List, from the lines below, each one with "text" in it.

>> BEGIN DATA SUPPLIED

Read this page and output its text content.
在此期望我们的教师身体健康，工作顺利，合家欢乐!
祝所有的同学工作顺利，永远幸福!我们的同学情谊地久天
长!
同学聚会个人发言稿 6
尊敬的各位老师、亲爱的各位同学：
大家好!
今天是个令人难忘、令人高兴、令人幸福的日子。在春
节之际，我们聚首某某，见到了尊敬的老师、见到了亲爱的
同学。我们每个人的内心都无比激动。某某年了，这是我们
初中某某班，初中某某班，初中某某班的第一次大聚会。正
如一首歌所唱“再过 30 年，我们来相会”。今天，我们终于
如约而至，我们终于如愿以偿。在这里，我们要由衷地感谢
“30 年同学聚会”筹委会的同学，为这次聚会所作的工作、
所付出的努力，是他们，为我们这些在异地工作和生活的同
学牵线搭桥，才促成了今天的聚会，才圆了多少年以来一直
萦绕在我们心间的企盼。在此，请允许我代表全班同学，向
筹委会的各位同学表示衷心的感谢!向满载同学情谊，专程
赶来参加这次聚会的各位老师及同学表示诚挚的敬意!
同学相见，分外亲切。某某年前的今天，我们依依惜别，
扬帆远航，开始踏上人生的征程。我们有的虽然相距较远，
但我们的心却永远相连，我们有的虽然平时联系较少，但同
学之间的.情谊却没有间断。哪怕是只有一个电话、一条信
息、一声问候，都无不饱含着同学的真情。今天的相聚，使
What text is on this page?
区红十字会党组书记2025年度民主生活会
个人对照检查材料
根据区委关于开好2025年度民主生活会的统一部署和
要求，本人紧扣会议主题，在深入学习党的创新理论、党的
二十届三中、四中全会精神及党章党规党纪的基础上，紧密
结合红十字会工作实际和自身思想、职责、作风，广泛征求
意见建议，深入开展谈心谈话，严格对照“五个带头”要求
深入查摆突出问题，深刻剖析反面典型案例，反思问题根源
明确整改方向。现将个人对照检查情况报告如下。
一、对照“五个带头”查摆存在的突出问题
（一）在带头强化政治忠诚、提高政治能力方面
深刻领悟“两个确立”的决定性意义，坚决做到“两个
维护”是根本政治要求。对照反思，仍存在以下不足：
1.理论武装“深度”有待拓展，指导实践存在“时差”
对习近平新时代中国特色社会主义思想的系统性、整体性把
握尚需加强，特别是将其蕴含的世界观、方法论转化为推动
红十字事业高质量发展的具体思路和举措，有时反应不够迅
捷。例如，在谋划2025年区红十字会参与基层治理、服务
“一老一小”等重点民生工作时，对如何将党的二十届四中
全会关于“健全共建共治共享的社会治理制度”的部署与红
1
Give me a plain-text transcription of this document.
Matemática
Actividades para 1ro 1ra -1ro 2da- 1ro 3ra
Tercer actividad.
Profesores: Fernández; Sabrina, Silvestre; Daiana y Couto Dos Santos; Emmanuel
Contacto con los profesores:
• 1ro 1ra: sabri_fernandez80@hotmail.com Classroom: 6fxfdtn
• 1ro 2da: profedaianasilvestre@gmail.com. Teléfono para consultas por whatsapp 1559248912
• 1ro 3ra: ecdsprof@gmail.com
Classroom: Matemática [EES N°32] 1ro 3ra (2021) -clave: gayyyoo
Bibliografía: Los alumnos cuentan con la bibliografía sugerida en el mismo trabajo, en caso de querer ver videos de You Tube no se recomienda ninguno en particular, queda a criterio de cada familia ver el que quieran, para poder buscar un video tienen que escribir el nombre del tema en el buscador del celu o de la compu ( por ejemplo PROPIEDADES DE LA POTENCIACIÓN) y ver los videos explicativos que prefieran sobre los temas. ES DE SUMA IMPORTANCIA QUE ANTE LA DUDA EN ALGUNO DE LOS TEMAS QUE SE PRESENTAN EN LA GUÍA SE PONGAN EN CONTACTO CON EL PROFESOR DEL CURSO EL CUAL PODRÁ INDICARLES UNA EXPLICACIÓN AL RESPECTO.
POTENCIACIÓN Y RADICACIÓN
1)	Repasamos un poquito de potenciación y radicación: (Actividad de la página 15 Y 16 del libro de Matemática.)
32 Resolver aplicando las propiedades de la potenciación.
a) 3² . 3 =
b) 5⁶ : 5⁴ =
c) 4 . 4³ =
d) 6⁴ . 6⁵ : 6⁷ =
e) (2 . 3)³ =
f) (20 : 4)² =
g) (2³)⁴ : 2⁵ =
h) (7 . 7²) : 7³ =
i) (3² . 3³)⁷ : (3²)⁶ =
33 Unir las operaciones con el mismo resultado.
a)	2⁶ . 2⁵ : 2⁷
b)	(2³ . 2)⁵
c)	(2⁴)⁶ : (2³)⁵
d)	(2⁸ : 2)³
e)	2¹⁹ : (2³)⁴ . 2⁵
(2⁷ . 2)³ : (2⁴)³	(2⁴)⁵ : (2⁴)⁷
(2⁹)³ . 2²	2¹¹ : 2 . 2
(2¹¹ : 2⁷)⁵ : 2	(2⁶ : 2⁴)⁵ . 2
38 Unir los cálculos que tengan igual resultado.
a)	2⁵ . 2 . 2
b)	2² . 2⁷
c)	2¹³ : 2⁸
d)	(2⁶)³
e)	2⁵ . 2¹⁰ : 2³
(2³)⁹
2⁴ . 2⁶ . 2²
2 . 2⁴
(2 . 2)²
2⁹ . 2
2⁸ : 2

>> END DATA SUPPLIED

## ANSWER BELOW
Read this page and output its text content.
What text is on this page?
Give me a plain-text transcription of this document.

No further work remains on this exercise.